Extracts from a graphics dataset:

⟨

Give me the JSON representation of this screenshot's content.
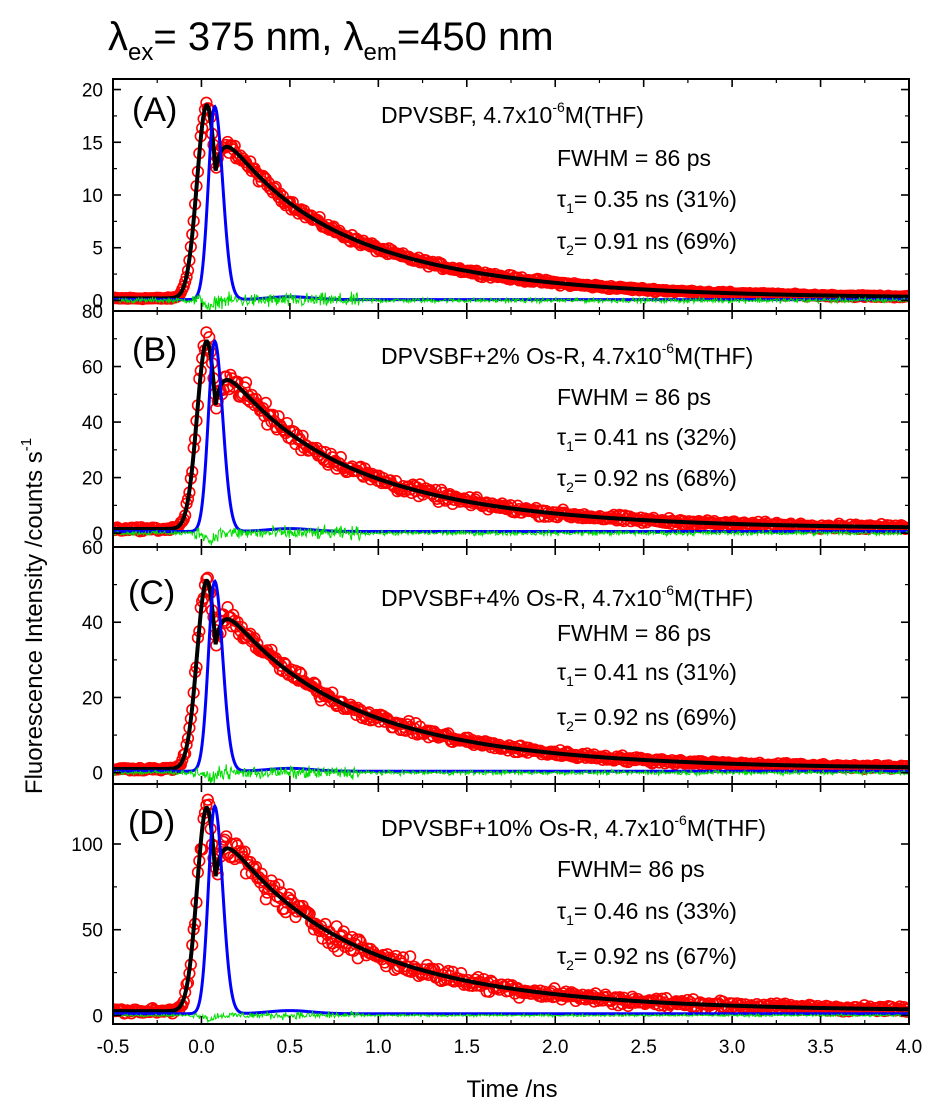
{
  "figure": {
    "title_main": "λ",
    "title_sub_ex": "ex",
    "title_mid": "= 375 nm, λ",
    "title_sub_em": "em",
    "title_end": "=450 nm",
    "ylabel_main": "Fluorescence Intensity /counts s",
    "ylabel_sup": "-1",
    "xlabel": "Time /ns"
  },
  "colors": {
    "data": "#ff0000",
    "fit": "#000000",
    "irf": "#0000ff",
    "residual": "#00dd00"
  },
  "chart_data": [
    {
      "type": "line",
      "panel_label": "(A)",
      "sample_label": "DPVSBF, 4.7x10",
      "sample_exp": "-6",
      "sample_suffix": "M(THF)",
      "fwhm_text": "FWHM = 86 ps",
      "tau1_value": "= 0.35 ns (31%)",
      "tau2_value": "= 0.91 ns (69%)",
      "tau1_ns": 0.35,
      "a1_pct": 31,
      "tau2_ns": 0.91,
      "a2_pct": 69,
      "fwhm_ps": 86,
      "peak": 18.5,
      "irf_peak": 18.3,
      "baseline": 0.2,
      "xlim": [
        -0.5,
        4.0
      ],
      "ylim": [
        -1,
        21
      ],
      "yticks": [
        0,
        5,
        10,
        15,
        20
      ],
      "ytick_labels": [
        "0",
        "5",
        "10",
        "15",
        "20"
      ],
      "residual_amp": 1.0
    },
    {
      "type": "line",
      "panel_label": "(B)",
      "sample_label": "DPVSBF+2% Os-R, 4.7x10",
      "sample_exp": "-6",
      "sample_suffix": "M(THF)",
      "fwhm_text": "FWHM = 86 ps",
      "tau1_value": "= 0.41 ns (32%)",
      "tau2_value": "= 0.92 ns (68%)",
      "tau1_ns": 0.41,
      "a1_pct": 32,
      "tau2_ns": 0.92,
      "a2_pct": 68,
      "fwhm_ps": 86,
      "peak": 69,
      "irf_peak": 68.5,
      "baseline": 1.5,
      "xlim": [
        -0.5,
        4.0
      ],
      "ylim": [
        -5,
        80
      ],
      "yticks": [
        0,
        20,
        40,
        60,
        80
      ],
      "ytick_labels": [
        "0",
        "20",
        "40",
        "60",
        "80"
      ],
      "residual_amp": 3.5
    },
    {
      "type": "line",
      "panel_label": "(C)",
      "sample_label": "DPVSBF+4% Os-R, 4.7x10",
      "sample_exp": "-6",
      "sample_suffix": "M(THF)",
      "fwhm_text": "FWHM = 86 ps",
      "tau1_value": "= 0.41 ns (31%)",
      "tau2_value": "= 0.92 ns (69%)",
      "tau1_ns": 0.41,
      "a1_pct": 31,
      "tau2_ns": 0.92,
      "a2_pct": 69,
      "fwhm_ps": 86,
      "peak": 51,
      "irf_peak": 50.5,
      "baseline": 1.0,
      "xlim": [
        -0.5,
        4.0
      ],
      "ylim": [
        -3,
        60
      ],
      "yticks": [
        0,
        20,
        40,
        60
      ],
      "ytick_labels": [
        "0",
        "20",
        "40",
        "60"
      ],
      "residual_amp": 2.5
    },
    {
      "type": "line",
      "panel_label": "(D)",
      "sample_label": "DPVSBF+10% Os-R, 4.7x10",
      "sample_exp": "-6",
      "sample_suffix": "M(THF)",
      "fwhm_text": "FWHM= 86 ps",
      "tau1_value": "= 0.46 ns (33%)",
      "tau2_value": "= 0.92 ns (67%)",
      "tau1_ns": 0.46,
      "a1_pct": 33,
      "tau2_ns": 0.92,
      "a2_pct": 67,
      "fwhm_ps": 86,
      "peak": 121,
      "irf_peak": 121,
      "baseline": 2.5,
      "xlim": [
        -0.5,
        4.0
      ],
      "ylim": [
        -5,
        135
      ],
      "yticks": [
        0,
        50,
        100
      ],
      "ytick_labels": [
        "0",
        "50",
        "100"
      ],
      "residual_amp": 3.0
    }
  ],
  "xaxis": {
    "ticks": [
      -0.5,
      0.0,
      0.5,
      1.0,
      1.5,
      2.0,
      2.5,
      3.0,
      3.5,
      4.0
    ],
    "tick_labels": [
      "-0.5",
      "0.0",
      "0.5",
      "1.0",
      "1.5",
      "2.0",
      "2.5",
      "3.0",
      "3.5",
      "4.0"
    ]
  }
}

⟩

▶ DIRECTION
Repeat the lines above exactly, and keep every picture out.

▶ SOLUTION FOR THIS EXERCISE
Give me the JSON representation of this screenshot's content.
{
  "figure": {
    "title_main": "λ",
    "title_sub_ex": "ex",
    "title_mid": "= 375 nm, λ",
    "title_sub_em": "em",
    "title_end": "=450 nm",
    "ylabel_main": "Fluorescence Intensity /counts s",
    "ylabel_sup": "-1",
    "xlabel": "Time /ns"
  },
  "colors": {
    "data": "#ff0000",
    "fit": "#000000",
    "irf": "#0000ff",
    "residual": "#00dd00"
  },
  "chart_data": [
    {
      "type": "line",
      "panel_label": "(A)",
      "sample_label": "DPVSBF, 4.7x10",
      "sample_exp": "-6",
      "sample_suffix": "M(THF)",
      "fwhm_text": "FWHM = 86 ps",
      "tau1_value": "= 0.35 ns (31%)",
      "tau2_value": "= 0.91 ns (69%)",
      "tau1_ns": 0.35,
      "a1_pct": 31,
      "tau2_ns": 0.91,
      "a2_pct": 69,
      "fwhm_ps": 86,
      "peak": 18.5,
      "irf_peak": 18.3,
      "baseline": 0.2,
      "xlim": [
        -0.5,
        4.0
      ],
      "ylim": [
        -1,
        21
      ],
      "yticks": [
        0,
        5,
        10,
        15,
        20
      ],
      "ytick_labels": [
        "0",
        "5",
        "10",
        "15",
        "20"
      ],
      "residual_amp": 1.0
    },
    {
      "type": "line",
      "panel_label": "(B)",
      "sample_label": "DPVSBF+2% Os-R, 4.7x10",
      "sample_exp": "-6",
      "sample_suffix": "M(THF)",
      "fwhm_text": "FWHM = 86 ps",
      "tau1_value": "= 0.41 ns (32%)",
      "tau2_value": "= 0.92 ns (68%)",
      "tau1_ns": 0.41,
      "a1_pct": 32,
      "tau2_ns": 0.92,
      "a2_pct": 68,
      "fwhm_ps": 86,
      "peak": 69,
      "irf_peak": 68.5,
      "baseline": 1.5,
      "xlim": [
        -0.5,
        4.0
      ],
      "ylim": [
        -5,
        80
      ],
      "yticks": [
        0,
        20,
        40,
        60,
        80
      ],
      "ytick_labels": [
        "0",
        "20",
        "40",
        "60",
        "80"
      ],
      "residual_amp": 3.5
    },
    {
      "type": "line",
      "panel_label": "(C)",
      "sample_label": "DPVSBF+4% Os-R, 4.7x10",
      "sample_exp": "-6",
      "sample_suffix": "M(THF)",
      "fwhm_text": "FWHM = 86 ps",
      "tau1_value": "= 0.41 ns (31%)",
      "tau2_value": "= 0.92 ns (69%)",
      "tau1_ns": 0.41,
      "a1_pct": 31,
      "tau2_ns": 0.92,
      "a2_pct": 69,
      "fwhm_ps": 86,
      "peak": 51,
      "irf_peak": 50.5,
      "baseline": 1.0,
      "xlim": [
        -0.5,
        4.0
      ],
      "ylim": [
        -3,
        60
      ],
      "yticks": [
        0,
        20,
        40,
        60
      ],
      "ytick_labels": [
        "0",
        "20",
        "40",
        "60"
      ],
      "residual_amp": 2.5
    },
    {
      "type": "line",
      "panel_label": "(D)",
      "sample_label": "DPVSBF+10% Os-R, 4.7x10",
      "sample_exp": "-6",
      "sample_suffix": "M(THF)",
      "fwhm_text": "FWHM= 86 ps",
      "tau1_value": "= 0.46 ns (33%)",
      "tau2_value": "= 0.92 ns (67%)",
      "tau1_ns": 0.46,
      "a1_pct": 33,
      "tau2_ns": 0.92,
      "a2_pct": 67,
      "fwhm_ps": 86,
      "peak": 121,
      "irf_peak": 121,
      "baseline": 2.5,
      "xlim": [
        -0.5,
        4.0
      ],
      "ylim": [
        -5,
        135
      ],
      "yticks": [
        0,
        50,
        100
      ],
      "ytick_labels": [
        "0",
        "50",
        "100"
      ],
      "residual_amp": 3.0
    }
  ],
  "xaxis": {
    "ticks": [
      -0.5,
      0.0,
      0.5,
      1.0,
      1.5,
      2.0,
      2.5,
      3.0,
      3.5,
      4.0
    ],
    "tick_labels": [
      "-0.5",
      "0.0",
      "0.5",
      "1.0",
      "1.5",
      "2.0",
      "2.5",
      "3.0",
      "3.5",
      "4.0"
    ]
  }
}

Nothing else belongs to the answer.